» **EXERCISE**: Output every line below exactly.

» **INPUT ROWS**:
-=-=-

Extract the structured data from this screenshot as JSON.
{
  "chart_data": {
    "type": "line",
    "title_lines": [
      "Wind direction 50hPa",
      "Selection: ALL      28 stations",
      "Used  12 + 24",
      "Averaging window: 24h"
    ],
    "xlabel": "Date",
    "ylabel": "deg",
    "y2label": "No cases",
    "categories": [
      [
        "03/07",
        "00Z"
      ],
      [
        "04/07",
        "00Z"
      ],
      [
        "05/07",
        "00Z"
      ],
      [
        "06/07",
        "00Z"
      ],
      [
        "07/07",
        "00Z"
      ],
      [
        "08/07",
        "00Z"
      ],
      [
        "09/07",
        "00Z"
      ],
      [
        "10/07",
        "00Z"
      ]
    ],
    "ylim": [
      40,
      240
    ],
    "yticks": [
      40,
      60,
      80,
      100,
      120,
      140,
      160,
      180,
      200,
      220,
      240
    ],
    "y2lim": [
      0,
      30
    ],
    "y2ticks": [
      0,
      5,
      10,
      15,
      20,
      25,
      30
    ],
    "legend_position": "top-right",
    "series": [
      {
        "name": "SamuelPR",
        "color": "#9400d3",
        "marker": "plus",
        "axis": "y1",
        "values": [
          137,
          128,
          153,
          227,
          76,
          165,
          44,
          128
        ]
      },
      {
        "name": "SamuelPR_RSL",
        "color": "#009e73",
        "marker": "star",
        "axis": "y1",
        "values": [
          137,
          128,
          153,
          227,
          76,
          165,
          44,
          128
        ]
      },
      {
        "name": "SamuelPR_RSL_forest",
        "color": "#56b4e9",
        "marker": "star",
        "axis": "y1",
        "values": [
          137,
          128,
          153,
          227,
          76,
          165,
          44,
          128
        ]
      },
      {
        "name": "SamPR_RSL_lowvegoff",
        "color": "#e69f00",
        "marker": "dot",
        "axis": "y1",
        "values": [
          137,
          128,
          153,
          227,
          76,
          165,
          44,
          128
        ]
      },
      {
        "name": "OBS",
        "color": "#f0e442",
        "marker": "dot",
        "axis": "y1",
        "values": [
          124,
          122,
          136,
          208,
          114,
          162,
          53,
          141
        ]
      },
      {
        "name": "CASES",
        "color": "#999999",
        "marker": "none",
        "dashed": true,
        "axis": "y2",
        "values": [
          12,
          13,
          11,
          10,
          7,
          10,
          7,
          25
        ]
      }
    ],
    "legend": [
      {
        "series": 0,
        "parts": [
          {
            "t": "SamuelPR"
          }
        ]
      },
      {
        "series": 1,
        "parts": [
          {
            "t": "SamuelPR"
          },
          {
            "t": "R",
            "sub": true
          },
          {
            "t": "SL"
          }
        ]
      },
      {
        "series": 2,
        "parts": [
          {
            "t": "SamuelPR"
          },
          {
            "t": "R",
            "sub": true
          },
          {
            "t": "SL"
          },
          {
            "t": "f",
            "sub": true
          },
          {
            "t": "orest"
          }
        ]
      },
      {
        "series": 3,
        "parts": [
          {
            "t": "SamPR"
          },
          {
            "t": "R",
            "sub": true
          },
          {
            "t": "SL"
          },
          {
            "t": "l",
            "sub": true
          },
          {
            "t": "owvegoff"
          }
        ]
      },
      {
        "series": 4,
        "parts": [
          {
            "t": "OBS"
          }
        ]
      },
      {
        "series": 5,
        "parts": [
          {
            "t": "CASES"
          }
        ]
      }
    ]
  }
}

-=-=-

» **WORKED ANSWER**:
Extract the structured data from this screenshot as JSON.
{
  "chart_data": {
    "type": "line",
    "title_lines": [
      "Wind direction 50hPa",
      "Selection: ALL      28 stations",
      "Used  12 + 24",
      "Averaging window: 24h"
    ],
    "xlabel": "Date",
    "ylabel": "deg",
    "y2label": "No cases",
    "categories": [
      [
        "03/07",
        "00Z"
      ],
      [
        "04/07",
        "00Z"
      ],
      [
        "05/07",
        "00Z"
      ],
      [
        "06/07",
        "00Z"
      ],
      [
        "07/07",
        "00Z"
      ],
      [
        "08/07",
        "00Z"
      ],
      [
        "09/07",
        "00Z"
      ],
      [
        "10/07",
        "00Z"
      ]
    ],
    "ylim": [
      40,
      240
    ],
    "yticks": [
      40,
      60,
      80,
      100,
      120,
      140,
      160,
      180,
      200,
      220,
      240
    ],
    "y2lim": [
      0,
      30
    ],
    "y2ticks": [
      0,
      5,
      10,
      15,
      20,
      25,
      30
    ],
    "legend_position": "top-right",
    "series": [
      {
        "name": "SamuelPR",
        "color": "#9400d3",
        "marker": "plus",
        "axis": "y1",
        "values": [
          137,
          128,
          153,
          227,
          76,
          165,
          44,
          128
        ]
      },
      {
        "name": "SamuelPR_RSL",
        "color": "#009e73",
        "marker": "star",
        "axis": "y1",
        "values": [
          137,
          128,
          153,
          227,
          76,
          165,
          44,
          128
        ]
      },
      {
        "name": "SamuelPR_RSL_forest",
        "color": "#56b4e9",
        "marker": "star",
        "axis": "y1",
        "values": [
          137,
          128,
          153,
          227,
          76,
          165,
          44,
          128
        ]
      },
      {
        "name": "SamPR_RSL_lowvegoff",
        "color": "#e69f00",
        "marker": "dot",
        "axis": "y1",
        "values": [
          137,
          128,
          153,
          227,
          76,
          165,
          44,
          128
        ]
      },
      {
        "name": "OBS",
        "color": "#f0e442",
        "marker": "dot",
        "axis": "y1",
        "values": [
          124,
          122,
          136,
          208,
          114,
          162,
          53,
          141
        ]
      },
      {
        "name": "CASES",
        "color": "#999999",
        "marker": "none",
        "dashed": true,
        "axis": "y2",
        "values": [
          12,
          13,
          11,
          10,
          7,
          10,
          7,
          25
        ]
      }
    ],
    "legend": [
      {
        "series": 0,
        "parts": [
          {
            "t": "SamuelPR"
          }
        ]
      },
      {
        "series": 1,
        "parts": [
          {
            "t": "SamuelPR"
          },
          {
            "t": "R",
            "sub": true
          },
          {
            "t": "SL"
          }
        ]
      },
      {
        "series": 2,
        "parts": [
          {
            "t": "SamuelPR"
          },
          {
            "t": "R",
            "sub": true
          },
          {
            "t": "SL"
          },
          {
            "t": "f",
            "sub": true
          },
          {
            "t": "orest"
          }
        ]
      },
      {
        "series": 3,
        "parts": [
          {
            "t": "SamPR"
          },
          {
            "t": "R",
            "sub": true
          },
          {
            "t": "SL"
          },
          {
            "t": "l",
            "sub": true
          },
          {
            "t": "owvegoff"
          }
        ]
      },
      {
        "series": 4,
        "parts": [
          {
            "t": "OBS"
          }
        ]
      },
      {
        "series": 5,
        "parts": [
          {
            "t": "CASES"
          }
        ]
      }
    ]
  }
}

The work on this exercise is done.